Problem requirements — Render the material again word for word, skipping the pictures in it.
>> begin Dataset extract
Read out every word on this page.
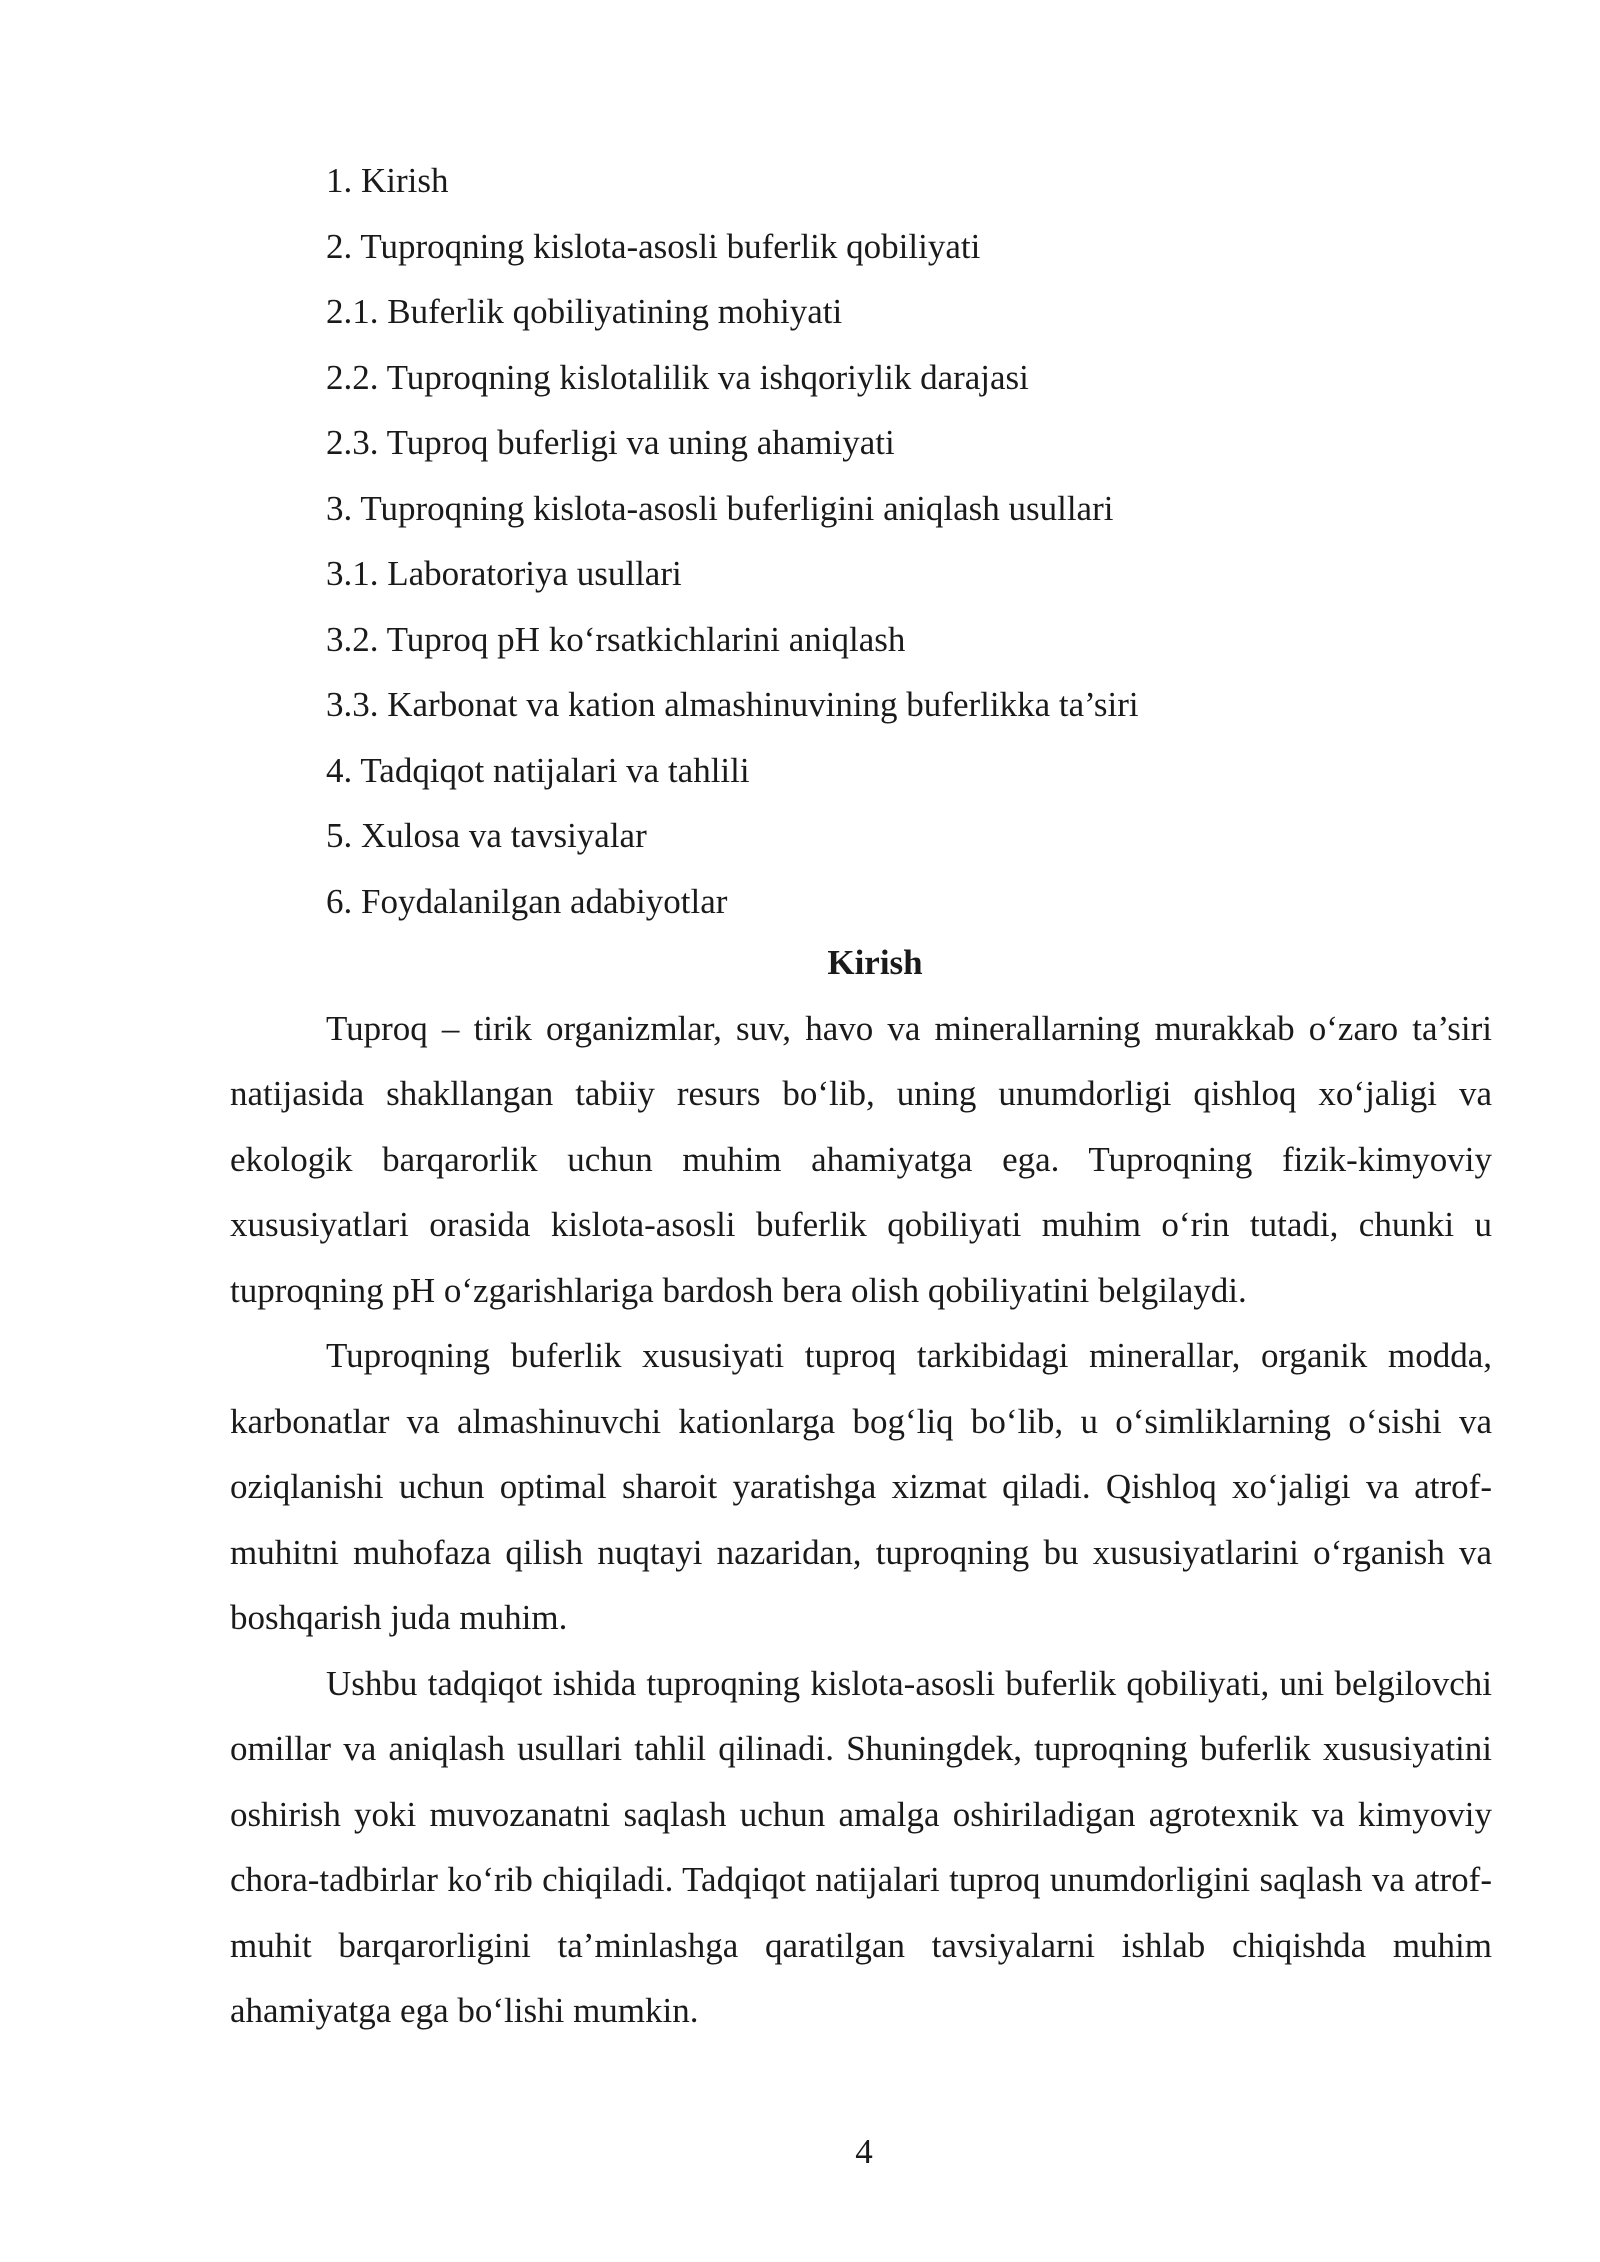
1. Kirish
2. Tuproqning kislota-asosli buferlik qobiliyati
2.1. Buferlik qobiliyatining mohiyati
2.2. Tuproqning kislotalilik va ishqoriylik darajasi
2.3. Tuproq buferligi va uning ahamiyati
3. Tuproqning kislota-asosli buferligini aniqlash usullari
3.1. Laboratoriya usullari
3.2. Tuproq pH ko‘rsatkichlarini aniqlash
3.3. Karbonat va kation almashinuvining buferlikka ta’siri
4. Tadqiqot natijalari va tahlili
5. Xulosa va tavsiyalar
6. Foydalanilgan adabiyotlar
Kirish

Tuproq – tirik organizmlar, suv, havo va minerallarning murakkab o‘zaro ta’siri natijasida shakllangan tabiiy resurs bo‘lib, uning unumdorligi qishloq xo‘jaligi va ekologik barqarorlik uchun muhim ahamiyatga ega. Tuproqning fizik-kimyoviy xususiyatlari orasida kislota-asosli buferlik qobiliyati muhim o‘rin tutadi, chunki u tuproqning pH o‘zgarishlariga bardosh bera olish qobiliyatini belgilaydi.

Tuproqning buferlik xususiyati tuproq tarkibidagi minerallar, organik modda, karbonatlar va almashinuvchi kationlarga bog‘liq bo‘lib, u o‘simliklarning o‘sishi va oziqlanishi uchun optimal sharoit yaratishga xizmat qiladi. Qishloq xo‘jaligi va atrof-muhitni muhofaza qilish nuqtayi nazaridan, tuproqning bu xususiyatlarini o‘rganish va boshqarish juda muhim.

Ushbu tadqiqot ishida tuproqning kislota-asosli buferlik qobiliyati, uni belgilovchi omillar va aniqlash usullari tahlil qilinadi. Shuningdek, tuproqning buferlik xususiyatini oshirish yoki muvozanatni saqlash uchun amalga oshiriladigan agrotexnik va kimyoviy chora-tadbirlar ko‘rib chiqiladi. Tadqiqot natijalari tuproq unumdorligini saqlash va atrof-muhit barqarorligini ta’minlashga qaratilgan tavsiyalarni ishlab chiqishda muhim ahamiyatga ega bo‘lishi mumkin.

4
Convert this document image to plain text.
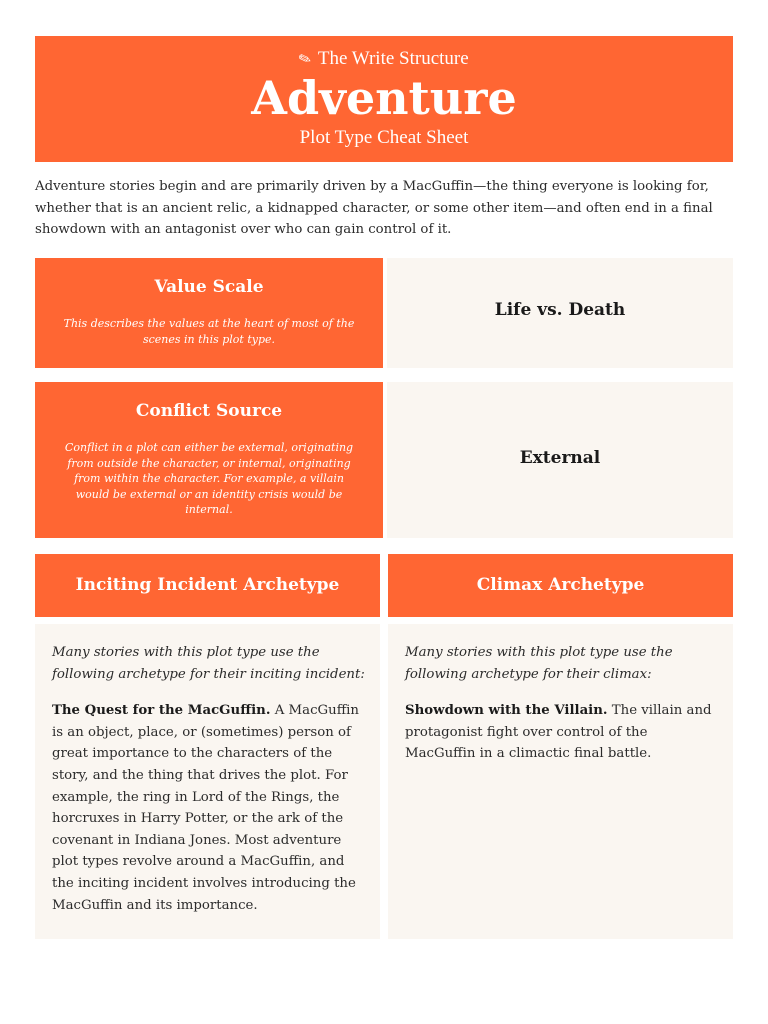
✎ The Write Structure
Adventure
Plot Type Cheat Sheet
Adventure stories begin and are primarily driven by a MacGuffin—the thing everyone is looking for, whether that is an ancient relic, a kidnapped character, or some other item—and often end in a final showdown with an antagonist over who can gain control of it.
Value Scale
This describes the values at the heart of most of the scenes in this plot type.
Life vs. Death
Conflict Source
Conflict in a plot can either be external, originating from outside the character, or internal, originating from within the character. For example, a villain would be external or an identity crisis would be internal.
External
Inciting Incident Archetype

Many stories with this plot type use the following archetype for their inciting incident:

The Quest for the MacGuffin. A MacGuffin is an object, place, or (sometimes) person of great importance to the characters of the story, and the thing that drives the plot. For example, the ring in Lord of the Rings, the horcruxes in Harry Potter, or the ark of the covenant in Indiana Jones. Most adventure plot types revolve around a MacGuffin, and the inciting incident involves introducing the MacGuffin and its importance.

Climax Archetype

Many stories with this plot type use the following archetype for their climax:

Showdown with the Villain. The villain and protagonist fight over control of the MacGuffin in a climactic final battle.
>> end Dataset extract
Answer for this exercise —
Read out every word on this page.
1. Kirish
2. Tuproqning kislota-asosli buferlik qobiliyati
2.1. Buferlik qobiliyatining mohiyati
2.2. Tuproqning kislotalilik va ishqoriylik darajasi
2.3. Tuproq buferligi va uning ahamiyati
3. Tuproqning kislota-asosli buferligini aniqlash usullari
3.1. Laboratoriya usullari
3.2. Tuproq pH ko‘rsatkichlarini aniqlash
3.3. Karbonat va kation almashinuvining buferlikka ta’siri
4. Tadqiqot natijalari va tahlili
5. Xulosa va tavsiyalar
6. Foydalanilgan adabiyotlar
Kirish

Tuproq – tirik organizmlar, suv, havo va minerallarning murakkab o‘zaro ta’siri natijasida shakllangan tabiiy resurs bo‘lib, uning unumdorligi qishloq xo‘jaligi va ekologik barqarorlik uchun muhim ahamiyatga ega. Tuproqning fizik-kimyoviy xususiyatlari orasida kislota-asosli buferlik qobiliyati muhim o‘rin tutadi, chunki u tuproqning pH o‘zgarishlariga bardosh bera olish qobiliyatini belgilaydi.

Tuproqning buferlik xususiyati tuproq tarkibidagi minerallar, organik modda, karbonatlar va almashinuvchi kationlarga bog‘liq bo‘lib, u o‘simliklarning o‘sishi va oziqlanishi uchun optimal sharoit yaratishga xizmat qiladi. Qishloq xo‘jaligi va atrof-muhitni muhofaza qilish nuqtayi nazaridan, tuproqning bu xususiyatlarini o‘rganish va boshqarish juda muhim.

Ushbu tadqiqot ishida tuproqning kislota-asosli buferlik qobiliyati, uni belgilovchi omillar va aniqlash usullari tahlil qilinadi. Shuningdek, tuproqning buferlik xususiyatini oshirish yoki muvozanatni saqlash uchun amalga oshiriladigan agrotexnik va kimyoviy chora-tadbirlar ko‘rib chiqiladi. Tadqiqot natijalari tuproq unumdorligini saqlash va atrof-muhit barqarorligini ta’minlashga qaratilgan tavsiyalarni ishlab chiqishda muhim ahamiyatga ega bo‘lishi mumkin.

4
Convert this document image to plain text.
✎ The Write Structure
Adventure
Plot Type Cheat Sheet
Adventure stories begin and are primarily driven by a MacGuffin—the thing everyone is looking for, whether that is an ancient relic, a kidnapped character, or some other item—and often end in a final showdown with an antagonist over who can gain control of it.
Value Scale
This describes the values at the heart of most of the scenes in this plot type.
Life vs. Death
Conflict Source
Conflict in a plot can either be external, originating from outside the character, or internal, originating from within the character. For example, a villain would be external or an identity crisis would be internal.
External
Inciting Incident Archetype

Many stories with this plot type use the following archetype for their inciting incident:

The Quest for the MacGuffin. A MacGuffin is an object, place, or (sometimes) person of great importance to the characters of the story, and the thing that drives the plot. For example, the ring in Lord of the Rings, the horcruxes in Harry Potter, or the ark of the covenant in Indiana Jones. Most adventure plot types revolve around a MacGuffin, and the inciting incident involves introducing the MacGuffin and its importance.

Climax Archetype

Many stories with this plot type use the following archetype for their climax:

Showdown with the Villain. The villain and protagonist fight over control of the MacGuffin in a climactic final battle.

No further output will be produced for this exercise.